§ JOB: Return all lines with the word "accuracy" in them.

(Records contained in a dataset)
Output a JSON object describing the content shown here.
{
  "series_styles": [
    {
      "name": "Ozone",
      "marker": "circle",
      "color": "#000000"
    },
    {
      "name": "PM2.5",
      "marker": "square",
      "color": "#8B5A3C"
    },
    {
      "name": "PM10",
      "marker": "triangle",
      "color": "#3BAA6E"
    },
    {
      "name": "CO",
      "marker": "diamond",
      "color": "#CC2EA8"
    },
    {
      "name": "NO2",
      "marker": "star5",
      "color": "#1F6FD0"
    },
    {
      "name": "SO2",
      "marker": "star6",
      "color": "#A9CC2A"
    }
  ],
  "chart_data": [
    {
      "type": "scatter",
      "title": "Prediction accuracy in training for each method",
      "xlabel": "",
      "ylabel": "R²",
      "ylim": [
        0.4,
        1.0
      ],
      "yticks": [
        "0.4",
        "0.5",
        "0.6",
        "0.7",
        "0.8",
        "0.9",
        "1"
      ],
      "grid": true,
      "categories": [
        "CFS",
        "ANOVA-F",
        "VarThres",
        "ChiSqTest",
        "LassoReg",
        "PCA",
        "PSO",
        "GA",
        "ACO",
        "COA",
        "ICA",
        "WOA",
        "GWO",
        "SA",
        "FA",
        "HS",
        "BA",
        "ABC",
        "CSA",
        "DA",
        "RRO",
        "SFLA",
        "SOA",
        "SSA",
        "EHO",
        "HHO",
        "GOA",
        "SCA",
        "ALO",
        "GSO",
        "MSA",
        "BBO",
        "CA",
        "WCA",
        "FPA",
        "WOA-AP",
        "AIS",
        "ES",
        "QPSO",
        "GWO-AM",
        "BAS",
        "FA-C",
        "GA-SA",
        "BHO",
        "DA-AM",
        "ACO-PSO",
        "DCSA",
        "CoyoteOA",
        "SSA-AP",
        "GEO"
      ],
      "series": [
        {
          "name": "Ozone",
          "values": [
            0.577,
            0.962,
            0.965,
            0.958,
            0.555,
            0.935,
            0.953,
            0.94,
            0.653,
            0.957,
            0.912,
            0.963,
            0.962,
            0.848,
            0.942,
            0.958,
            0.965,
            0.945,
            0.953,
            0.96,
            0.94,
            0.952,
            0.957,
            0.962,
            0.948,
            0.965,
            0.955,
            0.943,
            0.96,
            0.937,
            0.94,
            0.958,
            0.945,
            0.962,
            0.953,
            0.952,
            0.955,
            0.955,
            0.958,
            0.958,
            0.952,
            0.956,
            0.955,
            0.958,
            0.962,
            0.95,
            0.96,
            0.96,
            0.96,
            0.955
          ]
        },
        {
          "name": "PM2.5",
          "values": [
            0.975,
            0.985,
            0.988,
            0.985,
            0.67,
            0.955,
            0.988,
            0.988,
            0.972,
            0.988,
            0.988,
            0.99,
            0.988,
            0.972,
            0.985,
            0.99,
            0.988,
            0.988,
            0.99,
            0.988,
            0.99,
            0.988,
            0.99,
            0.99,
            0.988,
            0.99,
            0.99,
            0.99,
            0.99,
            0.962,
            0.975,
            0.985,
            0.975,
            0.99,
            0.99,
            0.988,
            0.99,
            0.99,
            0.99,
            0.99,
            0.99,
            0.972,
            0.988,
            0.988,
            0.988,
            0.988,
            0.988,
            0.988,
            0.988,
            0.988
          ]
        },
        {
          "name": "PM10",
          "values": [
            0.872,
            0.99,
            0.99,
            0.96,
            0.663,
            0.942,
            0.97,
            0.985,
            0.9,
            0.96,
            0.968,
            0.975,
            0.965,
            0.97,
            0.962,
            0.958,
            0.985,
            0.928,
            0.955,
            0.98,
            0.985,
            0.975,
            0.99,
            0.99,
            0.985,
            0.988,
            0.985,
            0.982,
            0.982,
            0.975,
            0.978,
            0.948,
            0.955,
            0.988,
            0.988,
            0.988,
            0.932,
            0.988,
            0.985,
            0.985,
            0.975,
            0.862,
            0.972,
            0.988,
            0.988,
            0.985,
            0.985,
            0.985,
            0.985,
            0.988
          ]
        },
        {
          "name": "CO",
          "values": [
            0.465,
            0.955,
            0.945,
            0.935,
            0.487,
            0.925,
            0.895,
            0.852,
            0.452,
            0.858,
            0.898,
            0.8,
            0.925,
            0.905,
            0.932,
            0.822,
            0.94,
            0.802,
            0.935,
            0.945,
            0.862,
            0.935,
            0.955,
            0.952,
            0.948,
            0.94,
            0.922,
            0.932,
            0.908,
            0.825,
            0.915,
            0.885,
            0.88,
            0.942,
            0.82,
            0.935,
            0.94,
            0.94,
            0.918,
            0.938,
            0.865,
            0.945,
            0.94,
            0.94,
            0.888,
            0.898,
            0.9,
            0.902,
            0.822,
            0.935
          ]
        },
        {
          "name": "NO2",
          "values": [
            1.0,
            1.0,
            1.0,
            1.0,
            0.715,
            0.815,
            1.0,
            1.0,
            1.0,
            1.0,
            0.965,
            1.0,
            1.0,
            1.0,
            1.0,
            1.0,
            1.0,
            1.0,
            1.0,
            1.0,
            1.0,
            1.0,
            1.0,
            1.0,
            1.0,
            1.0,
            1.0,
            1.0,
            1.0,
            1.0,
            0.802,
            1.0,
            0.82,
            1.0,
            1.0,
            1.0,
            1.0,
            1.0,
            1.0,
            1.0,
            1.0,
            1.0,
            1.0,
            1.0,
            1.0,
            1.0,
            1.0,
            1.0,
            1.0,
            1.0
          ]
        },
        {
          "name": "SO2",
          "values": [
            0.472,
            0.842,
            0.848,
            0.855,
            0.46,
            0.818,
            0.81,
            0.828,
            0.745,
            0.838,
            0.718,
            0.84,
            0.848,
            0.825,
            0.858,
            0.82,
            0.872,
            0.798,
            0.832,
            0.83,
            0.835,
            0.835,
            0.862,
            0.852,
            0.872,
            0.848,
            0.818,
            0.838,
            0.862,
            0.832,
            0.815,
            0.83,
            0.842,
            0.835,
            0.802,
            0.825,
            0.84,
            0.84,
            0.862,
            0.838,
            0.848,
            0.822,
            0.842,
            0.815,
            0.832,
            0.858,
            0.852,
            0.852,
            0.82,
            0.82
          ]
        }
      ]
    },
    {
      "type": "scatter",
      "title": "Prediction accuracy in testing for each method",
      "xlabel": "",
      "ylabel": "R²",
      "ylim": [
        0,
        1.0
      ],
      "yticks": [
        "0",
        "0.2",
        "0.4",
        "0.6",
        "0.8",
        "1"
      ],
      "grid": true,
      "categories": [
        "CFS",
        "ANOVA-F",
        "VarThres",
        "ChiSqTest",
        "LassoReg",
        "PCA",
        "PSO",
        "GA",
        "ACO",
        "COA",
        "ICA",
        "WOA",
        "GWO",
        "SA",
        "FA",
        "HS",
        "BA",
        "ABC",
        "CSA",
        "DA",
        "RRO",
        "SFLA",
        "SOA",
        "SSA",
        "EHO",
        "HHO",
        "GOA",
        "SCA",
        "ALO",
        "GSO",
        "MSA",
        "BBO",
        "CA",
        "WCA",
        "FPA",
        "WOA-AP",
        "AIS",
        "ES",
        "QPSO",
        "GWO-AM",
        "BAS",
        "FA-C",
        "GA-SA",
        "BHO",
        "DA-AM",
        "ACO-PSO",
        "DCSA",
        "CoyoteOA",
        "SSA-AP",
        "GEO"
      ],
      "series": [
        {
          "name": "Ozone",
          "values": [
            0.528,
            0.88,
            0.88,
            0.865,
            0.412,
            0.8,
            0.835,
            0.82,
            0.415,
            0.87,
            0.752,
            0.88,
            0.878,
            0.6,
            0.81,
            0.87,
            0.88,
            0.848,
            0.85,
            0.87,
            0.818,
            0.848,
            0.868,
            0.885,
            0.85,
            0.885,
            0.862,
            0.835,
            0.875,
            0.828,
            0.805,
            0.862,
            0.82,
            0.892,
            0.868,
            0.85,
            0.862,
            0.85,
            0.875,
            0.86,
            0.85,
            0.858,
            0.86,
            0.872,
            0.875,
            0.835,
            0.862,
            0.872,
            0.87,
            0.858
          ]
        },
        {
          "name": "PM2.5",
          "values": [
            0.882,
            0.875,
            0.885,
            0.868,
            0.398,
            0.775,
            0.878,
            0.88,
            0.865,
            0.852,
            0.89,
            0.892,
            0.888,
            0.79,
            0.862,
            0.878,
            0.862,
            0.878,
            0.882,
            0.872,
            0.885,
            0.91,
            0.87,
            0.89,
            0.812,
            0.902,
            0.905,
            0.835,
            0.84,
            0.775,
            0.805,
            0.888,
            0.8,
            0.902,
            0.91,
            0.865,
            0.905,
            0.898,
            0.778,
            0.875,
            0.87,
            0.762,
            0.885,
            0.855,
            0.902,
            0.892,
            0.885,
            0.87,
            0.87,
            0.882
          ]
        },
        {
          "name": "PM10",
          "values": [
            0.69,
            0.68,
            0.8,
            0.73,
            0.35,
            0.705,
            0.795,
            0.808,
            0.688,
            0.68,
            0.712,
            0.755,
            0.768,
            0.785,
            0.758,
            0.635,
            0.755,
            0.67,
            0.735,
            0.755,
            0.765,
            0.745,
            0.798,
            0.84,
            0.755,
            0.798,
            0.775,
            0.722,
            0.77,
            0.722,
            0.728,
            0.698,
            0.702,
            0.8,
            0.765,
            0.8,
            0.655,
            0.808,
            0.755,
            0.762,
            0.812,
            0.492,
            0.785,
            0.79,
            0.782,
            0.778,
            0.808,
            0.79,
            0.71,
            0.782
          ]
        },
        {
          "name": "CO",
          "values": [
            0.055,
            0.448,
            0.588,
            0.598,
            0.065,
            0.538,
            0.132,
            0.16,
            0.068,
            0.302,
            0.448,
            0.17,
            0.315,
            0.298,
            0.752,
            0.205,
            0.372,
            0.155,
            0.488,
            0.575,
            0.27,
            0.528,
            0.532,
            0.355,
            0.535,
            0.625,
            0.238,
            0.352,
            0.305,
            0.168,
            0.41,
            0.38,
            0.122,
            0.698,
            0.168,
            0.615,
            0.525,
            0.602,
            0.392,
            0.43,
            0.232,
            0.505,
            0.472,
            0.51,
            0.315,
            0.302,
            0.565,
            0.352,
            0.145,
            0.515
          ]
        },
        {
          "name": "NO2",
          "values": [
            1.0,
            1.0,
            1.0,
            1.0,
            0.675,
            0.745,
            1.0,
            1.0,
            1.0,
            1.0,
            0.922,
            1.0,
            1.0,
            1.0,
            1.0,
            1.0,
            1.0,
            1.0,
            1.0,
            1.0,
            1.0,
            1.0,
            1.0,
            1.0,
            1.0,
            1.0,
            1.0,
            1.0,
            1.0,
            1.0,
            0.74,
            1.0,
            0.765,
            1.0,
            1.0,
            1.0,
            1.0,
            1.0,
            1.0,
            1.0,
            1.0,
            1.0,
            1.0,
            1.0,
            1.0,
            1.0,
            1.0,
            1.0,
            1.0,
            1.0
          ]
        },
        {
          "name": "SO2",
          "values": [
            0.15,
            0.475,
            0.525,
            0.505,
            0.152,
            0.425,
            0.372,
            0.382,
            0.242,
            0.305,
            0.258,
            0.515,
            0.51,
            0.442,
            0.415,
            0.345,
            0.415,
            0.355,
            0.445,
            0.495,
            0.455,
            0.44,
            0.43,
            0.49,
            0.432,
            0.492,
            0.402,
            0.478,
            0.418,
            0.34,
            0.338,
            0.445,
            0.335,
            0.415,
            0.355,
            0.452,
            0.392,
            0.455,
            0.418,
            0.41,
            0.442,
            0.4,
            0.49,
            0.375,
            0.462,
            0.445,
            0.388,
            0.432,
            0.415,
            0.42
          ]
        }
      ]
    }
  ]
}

§ ANSWER TO THE TASK:
      "title": "Prediction accuracy in training for each method",
      "title": "Prediction accuracy in testing for each method",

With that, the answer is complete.